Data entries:
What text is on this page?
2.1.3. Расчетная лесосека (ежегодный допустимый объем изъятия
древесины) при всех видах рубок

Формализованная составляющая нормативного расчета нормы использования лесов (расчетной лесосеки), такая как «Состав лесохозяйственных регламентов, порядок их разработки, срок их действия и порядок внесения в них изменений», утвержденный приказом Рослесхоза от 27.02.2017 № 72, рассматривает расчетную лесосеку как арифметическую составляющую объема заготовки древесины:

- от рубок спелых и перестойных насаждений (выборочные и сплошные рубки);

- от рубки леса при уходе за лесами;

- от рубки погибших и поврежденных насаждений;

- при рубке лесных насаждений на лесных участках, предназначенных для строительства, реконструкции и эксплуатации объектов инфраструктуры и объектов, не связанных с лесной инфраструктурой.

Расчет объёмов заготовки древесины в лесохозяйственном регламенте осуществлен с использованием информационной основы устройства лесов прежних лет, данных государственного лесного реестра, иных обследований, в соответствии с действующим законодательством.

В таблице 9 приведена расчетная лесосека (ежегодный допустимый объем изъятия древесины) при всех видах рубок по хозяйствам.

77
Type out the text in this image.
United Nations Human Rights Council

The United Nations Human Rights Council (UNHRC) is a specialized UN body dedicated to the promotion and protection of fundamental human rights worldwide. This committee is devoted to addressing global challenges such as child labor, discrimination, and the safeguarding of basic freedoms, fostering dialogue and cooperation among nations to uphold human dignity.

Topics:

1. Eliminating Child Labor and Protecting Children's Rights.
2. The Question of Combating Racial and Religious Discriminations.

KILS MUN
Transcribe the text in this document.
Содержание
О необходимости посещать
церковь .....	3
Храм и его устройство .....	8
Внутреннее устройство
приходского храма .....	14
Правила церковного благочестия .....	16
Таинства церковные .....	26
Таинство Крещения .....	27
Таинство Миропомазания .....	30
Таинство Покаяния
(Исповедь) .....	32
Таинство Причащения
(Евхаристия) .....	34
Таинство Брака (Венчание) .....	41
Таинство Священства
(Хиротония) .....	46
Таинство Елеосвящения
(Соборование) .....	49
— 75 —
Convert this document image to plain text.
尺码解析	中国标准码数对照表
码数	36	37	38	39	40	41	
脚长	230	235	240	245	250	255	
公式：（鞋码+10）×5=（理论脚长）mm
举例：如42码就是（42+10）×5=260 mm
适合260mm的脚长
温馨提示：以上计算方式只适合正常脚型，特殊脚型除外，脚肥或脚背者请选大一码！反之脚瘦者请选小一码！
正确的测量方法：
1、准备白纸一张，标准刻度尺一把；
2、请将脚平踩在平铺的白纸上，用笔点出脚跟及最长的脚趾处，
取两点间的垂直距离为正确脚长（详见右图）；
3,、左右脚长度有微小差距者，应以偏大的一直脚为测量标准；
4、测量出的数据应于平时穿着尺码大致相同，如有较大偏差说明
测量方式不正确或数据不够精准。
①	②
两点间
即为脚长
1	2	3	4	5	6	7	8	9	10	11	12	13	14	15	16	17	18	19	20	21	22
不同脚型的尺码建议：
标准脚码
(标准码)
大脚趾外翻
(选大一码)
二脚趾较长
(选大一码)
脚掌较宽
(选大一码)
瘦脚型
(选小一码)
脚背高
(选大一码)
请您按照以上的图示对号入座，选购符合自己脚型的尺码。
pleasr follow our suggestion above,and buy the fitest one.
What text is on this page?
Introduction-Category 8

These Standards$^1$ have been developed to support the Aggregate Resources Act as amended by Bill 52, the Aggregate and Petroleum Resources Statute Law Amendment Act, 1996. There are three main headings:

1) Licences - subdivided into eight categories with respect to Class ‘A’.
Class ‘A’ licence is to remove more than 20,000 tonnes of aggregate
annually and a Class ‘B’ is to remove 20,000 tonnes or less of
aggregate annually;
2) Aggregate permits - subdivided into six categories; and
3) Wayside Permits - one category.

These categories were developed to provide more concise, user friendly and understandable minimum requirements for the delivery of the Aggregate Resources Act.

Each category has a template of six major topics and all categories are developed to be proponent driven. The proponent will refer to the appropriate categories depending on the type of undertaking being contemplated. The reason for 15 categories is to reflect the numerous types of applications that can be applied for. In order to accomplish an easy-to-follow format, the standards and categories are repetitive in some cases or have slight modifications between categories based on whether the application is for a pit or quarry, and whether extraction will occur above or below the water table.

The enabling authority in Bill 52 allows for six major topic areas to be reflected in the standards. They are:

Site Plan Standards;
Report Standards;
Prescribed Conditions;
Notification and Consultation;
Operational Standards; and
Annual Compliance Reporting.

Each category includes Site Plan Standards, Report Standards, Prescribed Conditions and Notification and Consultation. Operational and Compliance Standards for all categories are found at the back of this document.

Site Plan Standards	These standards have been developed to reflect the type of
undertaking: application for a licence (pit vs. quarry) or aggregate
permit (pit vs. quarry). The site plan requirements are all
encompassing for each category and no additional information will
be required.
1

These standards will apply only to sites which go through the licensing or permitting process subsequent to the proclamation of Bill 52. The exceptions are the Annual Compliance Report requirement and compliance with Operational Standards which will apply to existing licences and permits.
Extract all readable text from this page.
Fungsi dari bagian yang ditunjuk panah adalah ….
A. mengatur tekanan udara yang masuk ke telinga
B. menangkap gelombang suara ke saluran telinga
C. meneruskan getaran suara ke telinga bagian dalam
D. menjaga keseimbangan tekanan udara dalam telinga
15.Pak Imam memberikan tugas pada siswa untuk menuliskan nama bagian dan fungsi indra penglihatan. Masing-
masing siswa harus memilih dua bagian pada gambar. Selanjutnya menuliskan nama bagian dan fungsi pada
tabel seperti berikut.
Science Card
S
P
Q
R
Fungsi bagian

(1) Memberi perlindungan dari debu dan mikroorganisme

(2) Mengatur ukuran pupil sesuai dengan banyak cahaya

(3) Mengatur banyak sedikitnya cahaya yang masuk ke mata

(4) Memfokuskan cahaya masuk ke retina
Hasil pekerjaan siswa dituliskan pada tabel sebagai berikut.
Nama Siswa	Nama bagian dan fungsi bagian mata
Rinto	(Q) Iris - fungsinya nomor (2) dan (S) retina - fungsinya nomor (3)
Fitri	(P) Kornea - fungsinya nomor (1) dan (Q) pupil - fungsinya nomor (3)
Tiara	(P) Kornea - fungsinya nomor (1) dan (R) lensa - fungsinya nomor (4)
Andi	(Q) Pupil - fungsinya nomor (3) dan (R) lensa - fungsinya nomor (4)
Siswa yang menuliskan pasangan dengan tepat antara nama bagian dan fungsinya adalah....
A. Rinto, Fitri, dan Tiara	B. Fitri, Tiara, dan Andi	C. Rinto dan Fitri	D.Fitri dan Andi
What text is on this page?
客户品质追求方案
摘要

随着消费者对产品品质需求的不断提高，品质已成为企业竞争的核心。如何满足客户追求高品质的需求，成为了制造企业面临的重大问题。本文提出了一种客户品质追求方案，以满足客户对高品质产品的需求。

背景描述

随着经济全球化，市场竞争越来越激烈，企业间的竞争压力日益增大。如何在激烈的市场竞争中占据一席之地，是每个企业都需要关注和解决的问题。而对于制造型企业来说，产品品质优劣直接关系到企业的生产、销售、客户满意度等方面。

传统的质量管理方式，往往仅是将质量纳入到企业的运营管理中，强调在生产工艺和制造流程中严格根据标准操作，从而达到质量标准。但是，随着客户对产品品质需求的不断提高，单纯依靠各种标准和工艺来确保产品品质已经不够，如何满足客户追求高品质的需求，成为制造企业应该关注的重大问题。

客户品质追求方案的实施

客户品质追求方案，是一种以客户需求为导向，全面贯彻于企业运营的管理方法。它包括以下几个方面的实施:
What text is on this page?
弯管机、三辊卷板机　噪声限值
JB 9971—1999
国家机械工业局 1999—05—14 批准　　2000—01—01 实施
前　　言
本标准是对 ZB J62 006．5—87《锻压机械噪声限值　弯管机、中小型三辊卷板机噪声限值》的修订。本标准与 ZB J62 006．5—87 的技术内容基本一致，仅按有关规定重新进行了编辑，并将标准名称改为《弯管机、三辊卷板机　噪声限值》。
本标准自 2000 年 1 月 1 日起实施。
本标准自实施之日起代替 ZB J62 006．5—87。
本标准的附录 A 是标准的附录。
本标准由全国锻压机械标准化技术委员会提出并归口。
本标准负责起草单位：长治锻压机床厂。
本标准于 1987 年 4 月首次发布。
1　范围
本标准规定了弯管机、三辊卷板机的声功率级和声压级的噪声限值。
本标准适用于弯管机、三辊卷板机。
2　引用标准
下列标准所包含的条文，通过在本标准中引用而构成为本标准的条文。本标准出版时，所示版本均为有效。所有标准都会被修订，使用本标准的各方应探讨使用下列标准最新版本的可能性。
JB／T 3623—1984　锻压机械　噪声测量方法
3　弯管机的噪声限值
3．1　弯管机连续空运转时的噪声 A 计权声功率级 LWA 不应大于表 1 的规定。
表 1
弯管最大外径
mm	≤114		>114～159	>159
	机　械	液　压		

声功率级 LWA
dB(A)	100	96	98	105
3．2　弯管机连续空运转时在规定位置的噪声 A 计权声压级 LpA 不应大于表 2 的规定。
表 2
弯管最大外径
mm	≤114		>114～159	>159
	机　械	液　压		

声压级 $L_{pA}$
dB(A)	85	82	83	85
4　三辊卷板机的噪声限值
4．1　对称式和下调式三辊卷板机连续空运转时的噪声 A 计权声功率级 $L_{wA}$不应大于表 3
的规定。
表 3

» WHAT THE EXERCISE ASKS: Lines that include the word "dari" are to be extracted from the data above.

» PROBLEM SOLUTION:
Fungsi dari bagian yang ditunjuk panah adalah ….
(1) Memberi perlindungan dari debu dan mikroorganisme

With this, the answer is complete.